■ WHAT IS EXPECTED
Copy out all the entries word for word.

____ MATERIAL FOR THIS EXERCISE

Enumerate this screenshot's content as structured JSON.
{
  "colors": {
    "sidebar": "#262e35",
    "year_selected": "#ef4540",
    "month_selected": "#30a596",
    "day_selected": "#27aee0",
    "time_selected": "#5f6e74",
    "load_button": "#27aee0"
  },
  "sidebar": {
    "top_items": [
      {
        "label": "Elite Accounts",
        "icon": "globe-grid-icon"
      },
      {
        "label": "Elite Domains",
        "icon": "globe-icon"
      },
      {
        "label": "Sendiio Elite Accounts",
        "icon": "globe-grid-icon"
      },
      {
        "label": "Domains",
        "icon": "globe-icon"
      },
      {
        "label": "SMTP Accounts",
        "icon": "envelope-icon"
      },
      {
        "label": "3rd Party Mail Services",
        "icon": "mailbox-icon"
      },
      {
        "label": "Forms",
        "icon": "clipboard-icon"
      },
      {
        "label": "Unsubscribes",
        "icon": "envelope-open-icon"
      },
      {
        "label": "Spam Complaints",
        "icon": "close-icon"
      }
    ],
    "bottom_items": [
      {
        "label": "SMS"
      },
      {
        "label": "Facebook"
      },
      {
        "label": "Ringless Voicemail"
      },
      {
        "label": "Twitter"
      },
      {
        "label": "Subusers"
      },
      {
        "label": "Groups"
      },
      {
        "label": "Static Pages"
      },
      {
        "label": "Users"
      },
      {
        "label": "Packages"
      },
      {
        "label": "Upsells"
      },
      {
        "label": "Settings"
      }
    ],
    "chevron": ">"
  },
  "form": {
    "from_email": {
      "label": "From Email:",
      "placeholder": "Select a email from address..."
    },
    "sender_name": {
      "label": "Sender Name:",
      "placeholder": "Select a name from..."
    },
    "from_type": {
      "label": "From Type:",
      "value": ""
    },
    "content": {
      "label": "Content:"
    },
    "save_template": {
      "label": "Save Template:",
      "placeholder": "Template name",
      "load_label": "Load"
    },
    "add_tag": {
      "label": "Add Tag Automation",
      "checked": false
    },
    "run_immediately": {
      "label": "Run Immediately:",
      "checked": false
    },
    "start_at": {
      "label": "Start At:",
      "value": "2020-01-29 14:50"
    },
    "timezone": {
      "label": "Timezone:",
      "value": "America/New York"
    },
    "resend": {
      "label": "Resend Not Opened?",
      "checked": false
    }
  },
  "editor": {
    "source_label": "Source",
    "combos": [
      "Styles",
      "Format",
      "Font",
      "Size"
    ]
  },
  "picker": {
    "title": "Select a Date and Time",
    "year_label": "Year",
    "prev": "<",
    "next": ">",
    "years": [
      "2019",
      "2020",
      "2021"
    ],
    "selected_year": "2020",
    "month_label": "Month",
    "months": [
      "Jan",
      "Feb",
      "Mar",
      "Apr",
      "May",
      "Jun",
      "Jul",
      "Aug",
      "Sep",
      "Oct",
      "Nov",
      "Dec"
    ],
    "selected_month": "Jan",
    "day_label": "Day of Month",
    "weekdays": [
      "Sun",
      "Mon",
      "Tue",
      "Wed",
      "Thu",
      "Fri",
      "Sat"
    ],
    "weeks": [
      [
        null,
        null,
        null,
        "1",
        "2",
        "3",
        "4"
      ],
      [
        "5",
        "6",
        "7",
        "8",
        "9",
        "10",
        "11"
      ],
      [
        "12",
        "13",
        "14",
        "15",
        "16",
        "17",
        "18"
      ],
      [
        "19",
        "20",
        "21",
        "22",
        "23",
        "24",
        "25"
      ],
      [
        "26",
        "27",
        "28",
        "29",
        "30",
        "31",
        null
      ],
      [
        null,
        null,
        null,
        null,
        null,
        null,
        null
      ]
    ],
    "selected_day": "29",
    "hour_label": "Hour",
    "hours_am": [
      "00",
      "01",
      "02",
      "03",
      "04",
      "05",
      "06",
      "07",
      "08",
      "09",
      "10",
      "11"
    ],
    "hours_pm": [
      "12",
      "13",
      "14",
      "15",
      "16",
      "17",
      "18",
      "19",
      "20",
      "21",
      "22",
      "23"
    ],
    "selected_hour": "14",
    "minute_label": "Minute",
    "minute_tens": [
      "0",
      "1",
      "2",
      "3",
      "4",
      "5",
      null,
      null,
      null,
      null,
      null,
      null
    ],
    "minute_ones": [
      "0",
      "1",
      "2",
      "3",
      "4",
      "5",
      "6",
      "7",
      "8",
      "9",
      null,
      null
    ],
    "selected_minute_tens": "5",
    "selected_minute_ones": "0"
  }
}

________

■ ANSWER IN FULL
Enumerate this screenshot's content as structured JSON.
{
  "colors": {
    "sidebar": "#262e35",
    "year_selected": "#ef4540",
    "month_selected": "#30a596",
    "day_selected": "#27aee0",
    "time_selected": "#5f6e74",
    "load_button": "#27aee0"
  },
  "sidebar": {
    "top_items": [
      {
        "label": "Elite Accounts",
        "icon": "globe-grid-icon"
      },
      {
        "label": "Elite Domains",
        "icon": "globe-icon"
      },
      {
        "label": "Sendiio Elite Accounts",
        "icon": "globe-grid-icon"
      },
      {
        "label": "Domains",
        "icon": "globe-icon"
      },
      {
        "label": "SMTP Accounts",
        "icon": "envelope-icon"
      },
      {
        "label": "3rd Party Mail Services",
        "icon": "mailbox-icon"
      },
      {
        "label": "Forms",
        "icon": "clipboard-icon"
      },
      {
        "label": "Unsubscribes",
        "icon": "envelope-open-icon"
      },
      {
        "label": "Spam Complaints",
        "icon": "close-icon"
      }
    ],
    "bottom_items": [
      {
        "label": "SMS"
      },
      {
        "label": "Facebook"
      },
      {
        "label": "Ringless Voicemail"
      },
      {
        "label": "Twitter"
      },
      {
        "label": "Subusers"
      },
      {
        "label": "Groups"
      },
      {
        "label": "Static Pages"
      },
      {
        "label": "Users"
      },
      {
        "label": "Packages"
      },
      {
        "label": "Upsells"
      },
      {
        "label": "Settings"
      }
    ],
    "chevron": ">"
  },
  "form": {
    "from_email": {
      "label": "From Email:",
      "placeholder": "Select a email from address..."
    },
    "sender_name": {
      "label": "Sender Name:",
      "placeholder": "Select a name from..."
    },
    "from_type": {
      "label": "From Type:",
      "value": ""
    },
    "content": {
      "label": "Content:"
    },
    "save_template": {
      "label": "Save Template:",
      "placeholder": "Template name",
      "load_label": "Load"
    },
    "add_tag": {
      "label": "Add Tag Automation",
      "checked": false
    },
    "run_immediately": {
      "label": "Run Immediately:",
      "checked": false
    },
    "start_at": {
      "label": "Start At:",
      "value": "2020-01-29 14:50"
    },
    "timezone": {
      "label": "Timezone:",
      "value": "America/New York"
    },
    "resend": {
      "label": "Resend Not Opened?",
      "checked": false
    }
  },
  "editor": {
    "source_label": "Source",
    "combos": [
      "Styles",
      "Format",
      "Font",
      "Size"
    ]
  },
  "picker": {
    "title": "Select a Date and Time",
    "year_label": "Year",
    "prev": "<",
    "next": ">",
    "years": [
      "2019",
      "2020",
      "2021"
    ],
    "selected_year": "2020",
    "month_label": "Month",
    "months": [
      "Jan",
      "Feb",
      "Mar",
      "Apr",
      "May",
      "Jun",
      "Jul",
      "Aug",
      "Sep",
      "Oct",
      "Nov",
      "Dec"
    ],
    "selected_month": "Jan",
    "day_label": "Day of Month",
    "weekdays": [
      "Sun",
      "Mon",
      "Tue",
      "Wed",
      "Thu",
      "Fri",
      "Sat"
    ],
    "weeks": [
      [
        null,
        null,
        null,
        "1",
        "2",
        "3",
        "4"
      ],
      [
        "5",
        "6",
        "7",
        "8",
        "9",
        "10",
        "11"
      ],
      [
        "12",
        "13",
        "14",
        "15",
        "16",
        "17",
        "18"
      ],
      [
        "19",
        "20",
        "21",
        "22",
        "23",
        "24",
        "25"
      ],
      [
        "26",
        "27",
        "28",
        "29",
        "30",
        "31",
        null
      ],
      [
        null,
        null,
        null,
        null,
        null,
        null,
        null
      ]
    ],
    "selected_day": "29",
    "hour_label": "Hour",
    "hours_am": [
      "00",
      "01",
      "02",
      "03",
      "04",
      "05",
      "06",
      "07",
      "08",
      "09",
      "10",
      "11"
    ],
    "hours_pm": [
      "12",
      "13",
      "14",
      "15",
      "16",
      "17",
      "18",
      "19",
      "20",
      "21",
      "22",
      "23"
    ],
    "selected_hour": "14",
    "minute_label": "Minute",
    "minute_tens": [
      "0",
      "1",
      "2",
      "3",
      "4",
      "5",
      null,
      null,
      null,
      null,
      null,
      null
    ],
    "minute_ones": [
      "0",
      "1",
      "2",
      "3",
      "4",
      "5",
      "6",
      "7",
      "8",
      "9",
      null,
      null
    ],
    "selected_minute_tens": "5",
    "selected_minute_ones": "0"
  }
}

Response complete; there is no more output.